> **Document page data**
· · · ·
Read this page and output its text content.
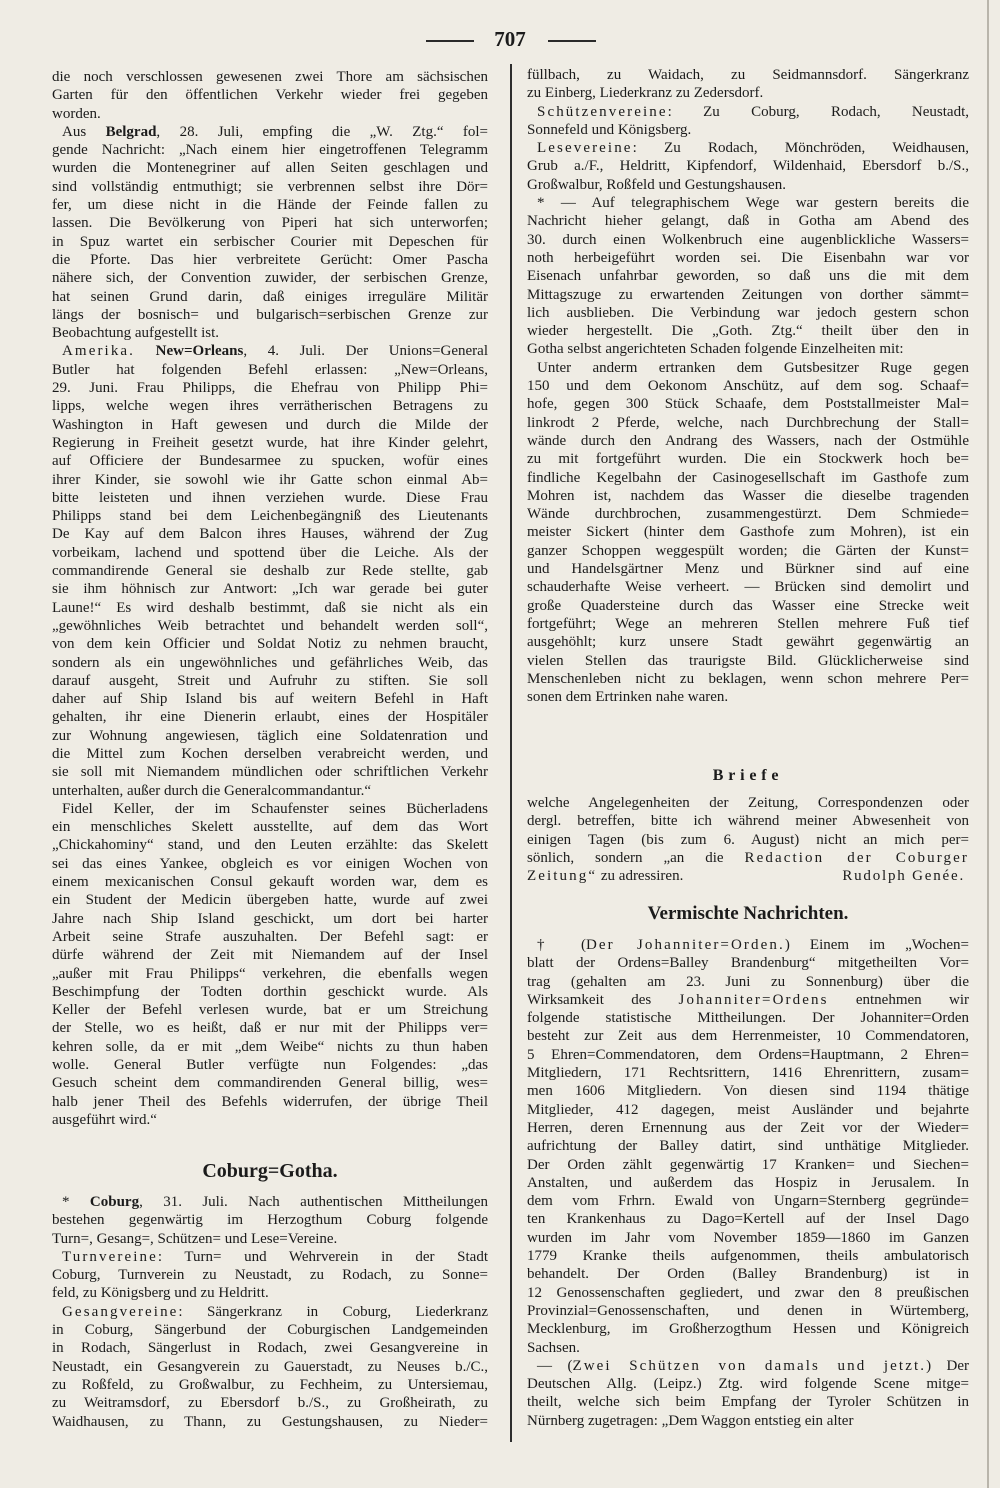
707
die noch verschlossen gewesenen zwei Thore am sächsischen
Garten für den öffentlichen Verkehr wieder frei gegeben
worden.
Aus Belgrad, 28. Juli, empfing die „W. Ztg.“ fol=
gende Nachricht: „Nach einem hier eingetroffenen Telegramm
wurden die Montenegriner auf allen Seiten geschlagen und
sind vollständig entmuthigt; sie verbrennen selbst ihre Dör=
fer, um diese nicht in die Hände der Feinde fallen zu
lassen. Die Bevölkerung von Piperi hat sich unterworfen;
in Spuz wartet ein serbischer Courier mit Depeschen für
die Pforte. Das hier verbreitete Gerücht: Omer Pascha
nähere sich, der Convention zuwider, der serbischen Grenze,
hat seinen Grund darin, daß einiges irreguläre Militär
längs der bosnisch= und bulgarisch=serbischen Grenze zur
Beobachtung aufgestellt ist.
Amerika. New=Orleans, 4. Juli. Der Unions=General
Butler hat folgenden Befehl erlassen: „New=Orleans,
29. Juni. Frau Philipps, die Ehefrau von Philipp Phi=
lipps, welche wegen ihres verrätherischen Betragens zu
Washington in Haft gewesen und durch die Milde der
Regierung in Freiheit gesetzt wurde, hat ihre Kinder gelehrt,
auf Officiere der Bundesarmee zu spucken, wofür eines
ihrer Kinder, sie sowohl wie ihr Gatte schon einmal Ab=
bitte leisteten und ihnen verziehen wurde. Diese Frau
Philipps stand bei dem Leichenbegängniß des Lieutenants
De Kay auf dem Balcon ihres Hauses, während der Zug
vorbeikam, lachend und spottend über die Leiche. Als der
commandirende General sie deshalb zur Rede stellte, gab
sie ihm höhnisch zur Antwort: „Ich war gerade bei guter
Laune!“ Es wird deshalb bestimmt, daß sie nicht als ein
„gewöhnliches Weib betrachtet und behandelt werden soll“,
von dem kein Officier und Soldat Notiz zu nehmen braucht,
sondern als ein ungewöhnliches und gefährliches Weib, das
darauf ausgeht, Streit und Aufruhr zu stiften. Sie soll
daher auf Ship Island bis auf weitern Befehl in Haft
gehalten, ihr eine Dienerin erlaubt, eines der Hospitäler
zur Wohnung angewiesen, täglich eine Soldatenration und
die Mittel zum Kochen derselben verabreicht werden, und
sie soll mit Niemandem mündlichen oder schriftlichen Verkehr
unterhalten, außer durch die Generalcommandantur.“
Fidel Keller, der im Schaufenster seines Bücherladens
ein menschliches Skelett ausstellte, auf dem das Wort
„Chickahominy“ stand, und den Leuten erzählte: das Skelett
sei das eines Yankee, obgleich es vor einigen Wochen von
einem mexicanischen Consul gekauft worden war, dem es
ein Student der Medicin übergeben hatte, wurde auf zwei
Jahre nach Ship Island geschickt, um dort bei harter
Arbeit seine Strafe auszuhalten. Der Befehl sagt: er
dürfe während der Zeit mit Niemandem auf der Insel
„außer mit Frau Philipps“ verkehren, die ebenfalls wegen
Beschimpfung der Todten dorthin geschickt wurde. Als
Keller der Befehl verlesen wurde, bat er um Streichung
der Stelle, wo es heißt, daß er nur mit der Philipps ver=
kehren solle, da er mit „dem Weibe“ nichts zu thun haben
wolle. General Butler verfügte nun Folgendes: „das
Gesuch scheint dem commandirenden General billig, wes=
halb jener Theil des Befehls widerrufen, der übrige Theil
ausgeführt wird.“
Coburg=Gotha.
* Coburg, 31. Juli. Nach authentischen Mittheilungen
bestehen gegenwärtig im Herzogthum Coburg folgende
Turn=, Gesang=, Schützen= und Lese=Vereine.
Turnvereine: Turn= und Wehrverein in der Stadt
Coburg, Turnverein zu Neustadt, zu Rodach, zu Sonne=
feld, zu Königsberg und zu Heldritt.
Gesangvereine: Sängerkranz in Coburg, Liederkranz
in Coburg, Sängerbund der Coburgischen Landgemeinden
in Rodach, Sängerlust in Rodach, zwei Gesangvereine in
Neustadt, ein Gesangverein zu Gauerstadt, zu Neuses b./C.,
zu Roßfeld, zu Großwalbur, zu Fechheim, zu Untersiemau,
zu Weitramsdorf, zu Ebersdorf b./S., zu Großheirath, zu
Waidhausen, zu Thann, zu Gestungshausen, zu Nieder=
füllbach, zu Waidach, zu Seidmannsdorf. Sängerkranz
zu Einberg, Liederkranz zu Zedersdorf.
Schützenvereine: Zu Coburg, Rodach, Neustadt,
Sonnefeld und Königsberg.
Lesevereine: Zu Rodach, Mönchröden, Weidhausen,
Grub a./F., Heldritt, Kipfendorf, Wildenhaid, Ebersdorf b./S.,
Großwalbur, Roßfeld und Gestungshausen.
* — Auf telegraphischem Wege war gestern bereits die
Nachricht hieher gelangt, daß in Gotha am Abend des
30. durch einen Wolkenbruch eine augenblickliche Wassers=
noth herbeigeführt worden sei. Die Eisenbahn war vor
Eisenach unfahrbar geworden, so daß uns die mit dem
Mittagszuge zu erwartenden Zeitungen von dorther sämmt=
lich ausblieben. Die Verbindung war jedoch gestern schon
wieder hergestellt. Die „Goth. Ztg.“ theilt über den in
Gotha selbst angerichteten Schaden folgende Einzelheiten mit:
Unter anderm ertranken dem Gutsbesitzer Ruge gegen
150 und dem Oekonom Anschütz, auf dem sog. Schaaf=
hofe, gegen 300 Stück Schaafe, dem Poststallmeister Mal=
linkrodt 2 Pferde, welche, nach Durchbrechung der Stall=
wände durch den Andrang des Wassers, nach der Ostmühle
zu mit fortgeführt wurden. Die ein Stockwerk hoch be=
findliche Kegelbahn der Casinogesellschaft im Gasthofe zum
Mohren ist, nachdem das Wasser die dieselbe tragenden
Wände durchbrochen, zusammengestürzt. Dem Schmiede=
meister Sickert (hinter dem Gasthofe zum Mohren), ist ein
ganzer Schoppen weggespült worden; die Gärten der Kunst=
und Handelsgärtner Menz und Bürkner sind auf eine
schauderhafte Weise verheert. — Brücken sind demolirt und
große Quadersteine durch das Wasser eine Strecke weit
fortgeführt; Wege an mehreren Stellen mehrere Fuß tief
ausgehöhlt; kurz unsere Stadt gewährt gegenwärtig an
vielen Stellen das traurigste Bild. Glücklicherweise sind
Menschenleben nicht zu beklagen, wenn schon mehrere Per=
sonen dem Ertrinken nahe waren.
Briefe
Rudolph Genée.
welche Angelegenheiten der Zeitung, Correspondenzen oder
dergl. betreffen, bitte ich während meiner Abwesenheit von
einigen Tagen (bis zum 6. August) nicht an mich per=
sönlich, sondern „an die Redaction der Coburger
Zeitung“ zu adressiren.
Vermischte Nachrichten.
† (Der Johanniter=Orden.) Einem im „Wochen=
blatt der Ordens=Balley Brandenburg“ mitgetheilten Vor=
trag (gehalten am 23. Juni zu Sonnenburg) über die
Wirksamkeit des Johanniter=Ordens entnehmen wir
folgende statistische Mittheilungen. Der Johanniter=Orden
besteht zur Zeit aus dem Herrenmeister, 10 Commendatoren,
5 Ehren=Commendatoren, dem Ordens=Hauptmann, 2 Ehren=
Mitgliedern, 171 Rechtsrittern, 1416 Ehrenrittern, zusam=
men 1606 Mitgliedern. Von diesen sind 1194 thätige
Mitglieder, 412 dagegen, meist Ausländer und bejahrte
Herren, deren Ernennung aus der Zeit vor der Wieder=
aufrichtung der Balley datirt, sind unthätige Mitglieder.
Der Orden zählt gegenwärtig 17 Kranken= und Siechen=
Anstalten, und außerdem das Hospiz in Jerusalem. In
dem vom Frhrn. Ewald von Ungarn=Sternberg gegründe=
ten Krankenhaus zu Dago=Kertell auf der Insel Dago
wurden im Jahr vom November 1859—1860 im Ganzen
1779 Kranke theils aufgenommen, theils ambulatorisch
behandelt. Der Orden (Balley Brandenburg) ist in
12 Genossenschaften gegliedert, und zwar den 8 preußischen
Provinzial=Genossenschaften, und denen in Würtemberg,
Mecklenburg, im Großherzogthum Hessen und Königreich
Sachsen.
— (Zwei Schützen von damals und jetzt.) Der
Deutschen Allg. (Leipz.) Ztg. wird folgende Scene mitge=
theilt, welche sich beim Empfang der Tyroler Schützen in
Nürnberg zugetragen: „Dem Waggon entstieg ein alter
· · · ·
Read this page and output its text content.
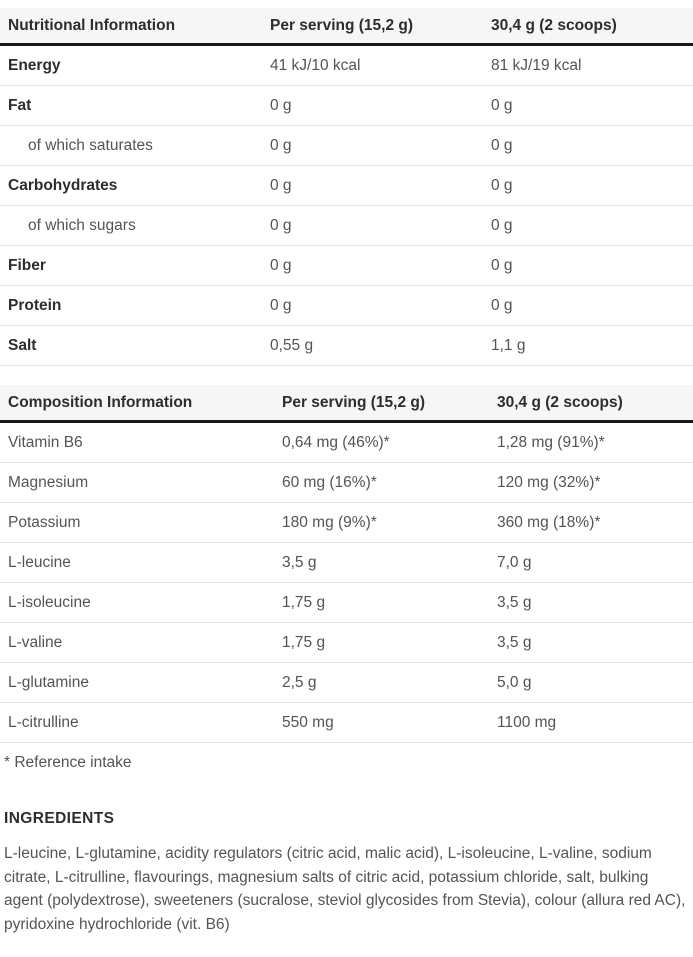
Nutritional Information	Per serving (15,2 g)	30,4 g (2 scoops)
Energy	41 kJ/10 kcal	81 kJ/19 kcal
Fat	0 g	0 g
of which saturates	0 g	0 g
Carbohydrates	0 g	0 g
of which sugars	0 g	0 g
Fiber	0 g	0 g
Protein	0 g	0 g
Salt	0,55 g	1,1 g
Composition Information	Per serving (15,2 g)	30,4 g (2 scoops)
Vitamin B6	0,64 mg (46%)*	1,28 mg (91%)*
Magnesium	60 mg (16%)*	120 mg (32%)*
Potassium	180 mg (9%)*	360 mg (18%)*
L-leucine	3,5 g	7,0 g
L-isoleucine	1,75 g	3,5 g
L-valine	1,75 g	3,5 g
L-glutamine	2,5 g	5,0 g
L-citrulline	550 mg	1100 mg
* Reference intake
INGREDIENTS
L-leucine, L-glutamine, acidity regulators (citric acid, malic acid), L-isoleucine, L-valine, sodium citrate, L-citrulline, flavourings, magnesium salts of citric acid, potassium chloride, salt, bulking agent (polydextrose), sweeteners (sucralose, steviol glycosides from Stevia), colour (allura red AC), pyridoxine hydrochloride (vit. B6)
· · · ·
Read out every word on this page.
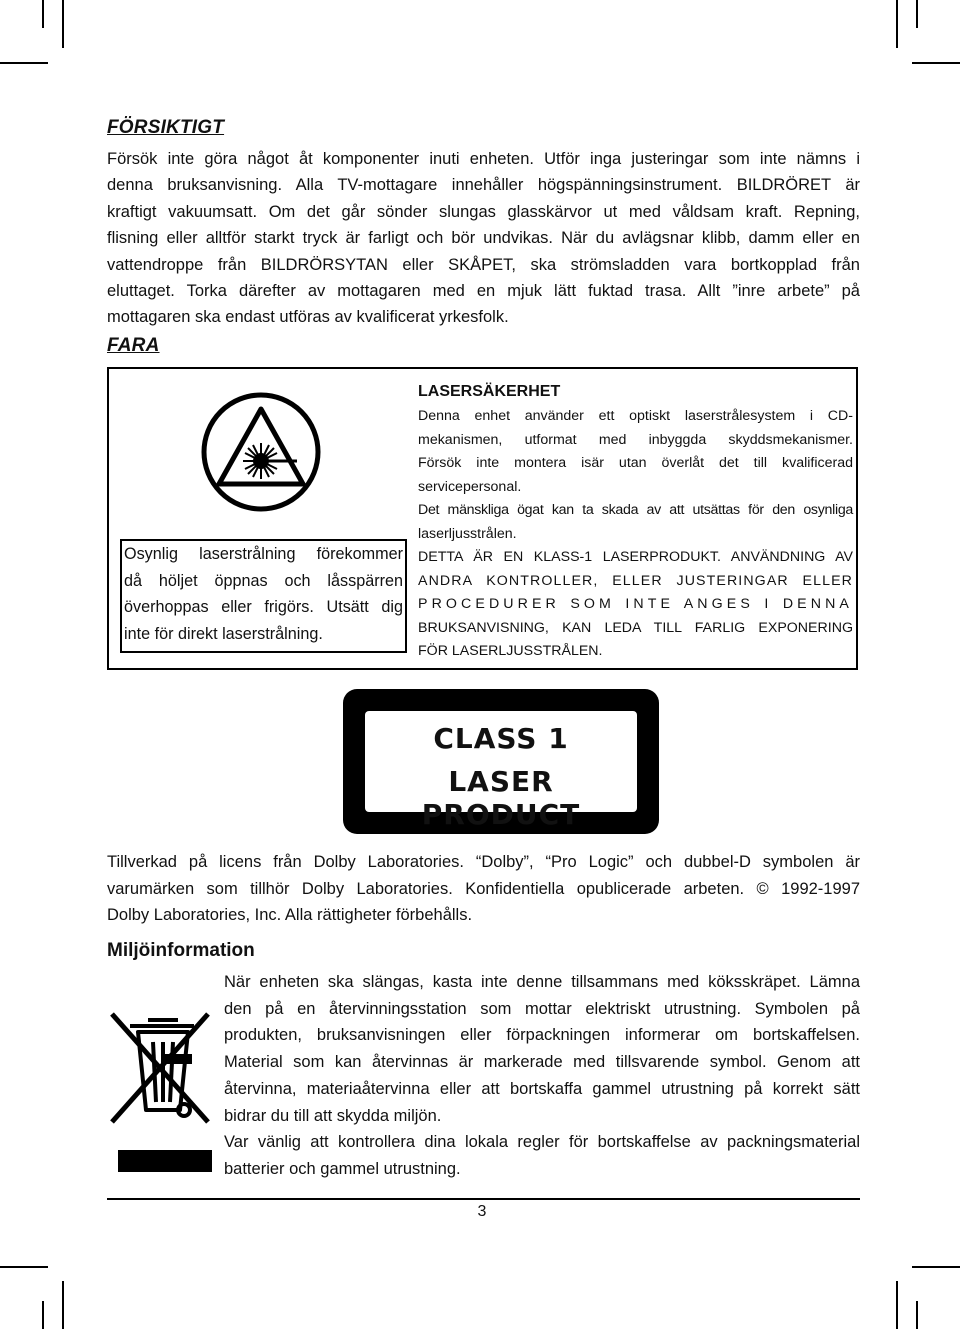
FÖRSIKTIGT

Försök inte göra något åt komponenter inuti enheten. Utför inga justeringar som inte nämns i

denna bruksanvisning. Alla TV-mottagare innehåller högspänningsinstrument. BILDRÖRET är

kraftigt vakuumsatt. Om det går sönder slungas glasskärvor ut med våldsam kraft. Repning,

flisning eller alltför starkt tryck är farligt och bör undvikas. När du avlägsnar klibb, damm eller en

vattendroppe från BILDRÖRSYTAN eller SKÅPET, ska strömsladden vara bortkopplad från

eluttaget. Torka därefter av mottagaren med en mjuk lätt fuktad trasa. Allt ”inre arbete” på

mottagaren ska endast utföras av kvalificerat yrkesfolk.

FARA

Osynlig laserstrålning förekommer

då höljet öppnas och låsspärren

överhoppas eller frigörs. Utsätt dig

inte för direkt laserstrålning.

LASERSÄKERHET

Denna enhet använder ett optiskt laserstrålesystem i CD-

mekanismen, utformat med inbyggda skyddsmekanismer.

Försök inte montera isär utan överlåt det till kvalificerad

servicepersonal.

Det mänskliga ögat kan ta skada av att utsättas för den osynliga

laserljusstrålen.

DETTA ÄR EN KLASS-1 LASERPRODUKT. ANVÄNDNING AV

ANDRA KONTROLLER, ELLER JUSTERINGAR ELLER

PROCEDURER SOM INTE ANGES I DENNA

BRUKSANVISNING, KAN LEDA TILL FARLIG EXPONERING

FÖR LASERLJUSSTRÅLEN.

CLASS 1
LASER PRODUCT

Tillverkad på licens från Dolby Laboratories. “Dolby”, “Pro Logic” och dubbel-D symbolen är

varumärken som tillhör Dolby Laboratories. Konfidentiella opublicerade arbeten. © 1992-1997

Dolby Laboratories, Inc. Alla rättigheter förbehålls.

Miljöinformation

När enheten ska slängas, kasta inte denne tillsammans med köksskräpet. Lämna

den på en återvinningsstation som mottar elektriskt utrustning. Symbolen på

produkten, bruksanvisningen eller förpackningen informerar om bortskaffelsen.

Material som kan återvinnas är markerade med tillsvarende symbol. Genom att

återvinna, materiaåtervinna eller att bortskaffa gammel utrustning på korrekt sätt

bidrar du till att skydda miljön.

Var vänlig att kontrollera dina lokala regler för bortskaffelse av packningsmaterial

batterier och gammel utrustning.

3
· · · ·
> **Brief**
For the word "Heldritt", find every line in the data that holds it and copy that line.

> **Reply**
feld, zu Königsberg und zu Heldritt.
Grub a./F., Heldritt, Kipfendorf, Wildenhaid, Ebersdorf b./S.,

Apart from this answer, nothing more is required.